■ **WRITTEN TASK**
Print each of the entries exactly, leaving nothing out.

■ **DATA SUPPLIED**
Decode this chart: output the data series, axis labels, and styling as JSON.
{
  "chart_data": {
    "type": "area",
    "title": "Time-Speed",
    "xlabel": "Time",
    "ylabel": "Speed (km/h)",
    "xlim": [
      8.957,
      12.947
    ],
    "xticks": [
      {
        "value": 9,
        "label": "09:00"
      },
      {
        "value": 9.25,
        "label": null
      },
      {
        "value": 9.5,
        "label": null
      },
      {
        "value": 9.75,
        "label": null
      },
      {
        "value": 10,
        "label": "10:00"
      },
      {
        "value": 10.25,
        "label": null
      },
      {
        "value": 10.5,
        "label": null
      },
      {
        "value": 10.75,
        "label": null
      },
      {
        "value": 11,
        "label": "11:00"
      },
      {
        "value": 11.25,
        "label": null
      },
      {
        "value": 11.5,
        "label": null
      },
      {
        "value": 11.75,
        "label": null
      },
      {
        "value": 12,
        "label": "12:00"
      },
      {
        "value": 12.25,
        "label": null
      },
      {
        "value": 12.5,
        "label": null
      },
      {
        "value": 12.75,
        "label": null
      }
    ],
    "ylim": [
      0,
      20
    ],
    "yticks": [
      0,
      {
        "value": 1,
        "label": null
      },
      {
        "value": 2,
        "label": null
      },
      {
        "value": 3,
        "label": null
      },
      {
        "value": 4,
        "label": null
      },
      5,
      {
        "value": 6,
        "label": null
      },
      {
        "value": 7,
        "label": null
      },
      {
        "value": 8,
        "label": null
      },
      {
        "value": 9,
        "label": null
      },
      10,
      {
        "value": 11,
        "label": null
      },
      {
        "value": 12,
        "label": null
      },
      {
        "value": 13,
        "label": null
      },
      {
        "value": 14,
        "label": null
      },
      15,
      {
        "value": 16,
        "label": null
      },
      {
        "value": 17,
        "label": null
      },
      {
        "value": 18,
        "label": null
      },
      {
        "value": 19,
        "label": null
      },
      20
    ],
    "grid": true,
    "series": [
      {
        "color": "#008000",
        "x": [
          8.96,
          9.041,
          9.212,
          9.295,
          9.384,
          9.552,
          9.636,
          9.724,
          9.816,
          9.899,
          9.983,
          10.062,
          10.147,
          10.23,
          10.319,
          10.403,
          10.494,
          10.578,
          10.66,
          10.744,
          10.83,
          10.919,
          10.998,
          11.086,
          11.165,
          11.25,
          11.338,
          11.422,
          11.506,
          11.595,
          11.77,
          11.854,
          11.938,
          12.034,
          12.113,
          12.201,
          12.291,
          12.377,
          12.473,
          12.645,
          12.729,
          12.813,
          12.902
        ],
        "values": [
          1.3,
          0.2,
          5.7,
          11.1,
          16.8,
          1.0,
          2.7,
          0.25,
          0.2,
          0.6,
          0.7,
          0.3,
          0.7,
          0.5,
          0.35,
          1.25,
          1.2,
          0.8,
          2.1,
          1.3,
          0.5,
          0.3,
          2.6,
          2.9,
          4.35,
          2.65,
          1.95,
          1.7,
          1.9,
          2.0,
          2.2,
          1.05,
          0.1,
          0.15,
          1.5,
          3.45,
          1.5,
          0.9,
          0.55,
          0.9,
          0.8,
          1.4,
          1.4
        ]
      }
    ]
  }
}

■ **TASK ANSWER**
Decode this chart: output the data series, axis labels, and styling as JSON.
{
  "chart_data": {
    "type": "area",
    "title": "Time-Speed",
    "xlabel": "Time",
    "ylabel": "Speed (km/h)",
    "xlim": [
      8.957,
      12.947
    ],
    "xticks": [
      {
        "value": 9,
        "label": "09:00"
      },
      {
        "value": 9.25,
        "label": null
      },
      {
        "value": 9.5,
        "label": null
      },
      {
        "value": 9.75,
        "label": null
      },
      {
        "value": 10,
        "label": "10:00"
      },
      {
        "value": 10.25,
        "label": null
      },
      {
        "value": 10.5,
        "label": null
      },
      {
        "value": 10.75,
        "label": null
      },
      {
        "value": 11,
        "label": "11:00"
      },
      {
        "value": 11.25,
        "label": null
      },
      {
        "value": 11.5,
        "label": null
      },
      {
        "value": 11.75,
        "label": null
      },
      {
        "value": 12,
        "label": "12:00"
      },
      {
        "value": 12.25,
        "label": null
      },
      {
        "value": 12.5,
        "label": null
      },
      {
        "value": 12.75,
        "label": null
      }
    ],
    "ylim": [
      0,
      20
    ],
    "yticks": [
      0,
      {
        "value": 1,
        "label": null
      },
      {
        "value": 2,
        "label": null
      },
      {
        "value": 3,
        "label": null
      },
      {
        "value": 4,
        "label": null
      },
      5,
      {
        "value": 6,
        "label": null
      },
      {
        "value": 7,
        "label": null
      },
      {
        "value": 8,
        "label": null
      },
      {
        "value": 9,
        "label": null
      },
      10,
      {
        "value": 11,
        "label": null
      },
      {
        "value": 12,
        "label": null
      },
      {
        "value": 13,
        "label": null
      },
      {
        "value": 14,
        "label": null
      },
      15,
      {
        "value": 16,
        "label": null
      },
      {
        "value": 17,
        "label": null
      },
      {
        "value": 18,
        "label": null
      },
      {
        "value": 19,
        "label": null
      },
      20
    ],
    "grid": true,
    "series": [
      {
        "color": "#008000",
        "x": [
          8.96,
          9.041,
          9.212,
          9.295,
          9.384,
          9.552,
          9.636,
          9.724,
          9.816,
          9.899,
          9.983,
          10.062,
          10.147,
          10.23,
          10.319,
          10.403,
          10.494,
          10.578,
          10.66,
          10.744,
          10.83,
          10.919,
          10.998,
          11.086,
          11.165,
          11.25,
          11.338,
          11.422,
          11.506,
          11.595,
          11.77,
          11.854,
          11.938,
          12.034,
          12.113,
          12.201,
          12.291,
          12.377,
          12.473,
          12.645,
          12.729,
          12.813,
          12.902
        ],
        "values": [
          1.3,
          0.2,
          5.7,
          11.1,
          16.8,
          1.0,
          2.7,
          0.25,
          0.2,
          0.6,
          0.7,
          0.3,
          0.7,
          0.5,
          0.35,
          1.25,
          1.2,
          0.8,
          2.1,
          1.3,
          0.5,
          0.3,
          2.6,
          2.9,
          4.35,
          2.65,
          1.95,
          1.7,
          1.9,
          2.0,
          2.2,
          1.05,
          0.1,
          0.15,
          1.5,
          3.45,
          1.5,
          0.9,
          0.55,
          0.9,
          0.8,
          1.4,
          1.4
        ]
      }
    ]
  }
}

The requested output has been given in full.